(Items listed in a dataset)

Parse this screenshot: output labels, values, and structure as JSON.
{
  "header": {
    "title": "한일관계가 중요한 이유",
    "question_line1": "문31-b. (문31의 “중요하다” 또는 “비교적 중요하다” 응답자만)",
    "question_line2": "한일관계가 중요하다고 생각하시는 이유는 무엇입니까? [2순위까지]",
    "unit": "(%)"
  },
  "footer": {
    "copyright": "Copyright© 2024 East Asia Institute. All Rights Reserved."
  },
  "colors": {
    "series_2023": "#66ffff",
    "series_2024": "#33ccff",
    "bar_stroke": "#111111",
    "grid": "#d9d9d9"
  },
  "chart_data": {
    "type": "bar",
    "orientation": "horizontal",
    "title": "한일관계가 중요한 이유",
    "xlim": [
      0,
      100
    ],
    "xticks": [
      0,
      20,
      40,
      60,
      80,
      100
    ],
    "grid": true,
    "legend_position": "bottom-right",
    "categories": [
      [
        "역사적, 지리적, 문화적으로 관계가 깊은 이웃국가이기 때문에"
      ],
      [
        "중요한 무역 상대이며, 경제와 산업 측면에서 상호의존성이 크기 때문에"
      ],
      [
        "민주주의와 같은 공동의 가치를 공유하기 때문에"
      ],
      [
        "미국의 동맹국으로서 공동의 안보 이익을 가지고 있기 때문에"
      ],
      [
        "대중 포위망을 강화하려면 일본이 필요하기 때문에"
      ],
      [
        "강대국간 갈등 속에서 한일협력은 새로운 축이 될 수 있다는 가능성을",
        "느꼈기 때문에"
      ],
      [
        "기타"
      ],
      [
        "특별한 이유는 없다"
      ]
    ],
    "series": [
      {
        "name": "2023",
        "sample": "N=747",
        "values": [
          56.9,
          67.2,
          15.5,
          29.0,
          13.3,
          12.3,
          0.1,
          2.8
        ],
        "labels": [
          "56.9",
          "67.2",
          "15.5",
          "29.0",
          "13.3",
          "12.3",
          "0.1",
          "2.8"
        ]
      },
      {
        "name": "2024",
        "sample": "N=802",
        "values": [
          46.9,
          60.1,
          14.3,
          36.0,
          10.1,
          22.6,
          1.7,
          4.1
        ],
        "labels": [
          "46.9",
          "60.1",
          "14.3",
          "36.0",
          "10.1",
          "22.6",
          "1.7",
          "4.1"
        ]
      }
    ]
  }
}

• _What you have to do_:
Copy the data above in full, character for character.

• _Exercise output_:
Parse this screenshot: output labels, values, and structure as JSON.
{
  "header": {
    "title": "한일관계가 중요한 이유",
    "question_line1": "문31-b. (문31의 “중요하다” 또는 “비교적 중요하다” 응답자만)",
    "question_line2": "한일관계가 중요하다고 생각하시는 이유는 무엇입니까? [2순위까지]",
    "unit": "(%)"
  },
  "footer": {
    "copyright": "Copyright© 2024 East Asia Institute. All Rights Reserved."
  },
  "colors": {
    "series_2023": "#66ffff",
    "series_2024": "#33ccff",
    "bar_stroke": "#111111",
    "grid": "#d9d9d9"
  },
  "chart_data": {
    "type": "bar",
    "orientation": "horizontal",
    "title": "한일관계가 중요한 이유",
    "xlim": [
      0,
      100
    ],
    "xticks": [
      0,
      20,
      40,
      60,
      80,
      100
    ],
    "grid": true,
    "legend_position": "bottom-right",
    "categories": [
      [
        "역사적, 지리적, 문화적으로 관계가 깊은 이웃국가이기 때문에"
      ],
      [
        "중요한 무역 상대이며, 경제와 산업 측면에서 상호의존성이 크기 때문에"
      ],
      [
        "민주주의와 같은 공동의 가치를 공유하기 때문에"
      ],
      [
        "미국의 동맹국으로서 공동의 안보 이익을 가지고 있기 때문에"
      ],
      [
        "대중 포위망을 강화하려면 일본이 필요하기 때문에"
      ],
      [
        "강대국간 갈등 속에서 한일협력은 새로운 축이 될 수 있다는 가능성을",
        "느꼈기 때문에"
      ],
      [
        "기타"
      ],
      [
        "특별한 이유는 없다"
      ]
    ],
    "series": [
      {
        "name": "2023",
        "sample": "N=747",
        "values": [
          56.9,
          67.2,
          15.5,
          29.0,
          13.3,
          12.3,
          0.1,
          2.8
        ],
        "labels": [
          "56.9",
          "67.2",
          "15.5",
          "29.0",
          "13.3",
          "12.3",
          "0.1",
          "2.8"
        ]
      },
      {
        "name": "2024",
        "sample": "N=802",
        "values": [
          46.9,
          60.1,
          14.3,
          36.0,
          10.1,
          22.6,
          1.7,
          4.1
        ],
        "labels": [
          "46.9",
          "60.1",
          "14.3",
          "36.0",
          "10.1",
          "22.6",
          "1.7",
          "4.1"
        ]
      }
    ]
  }
}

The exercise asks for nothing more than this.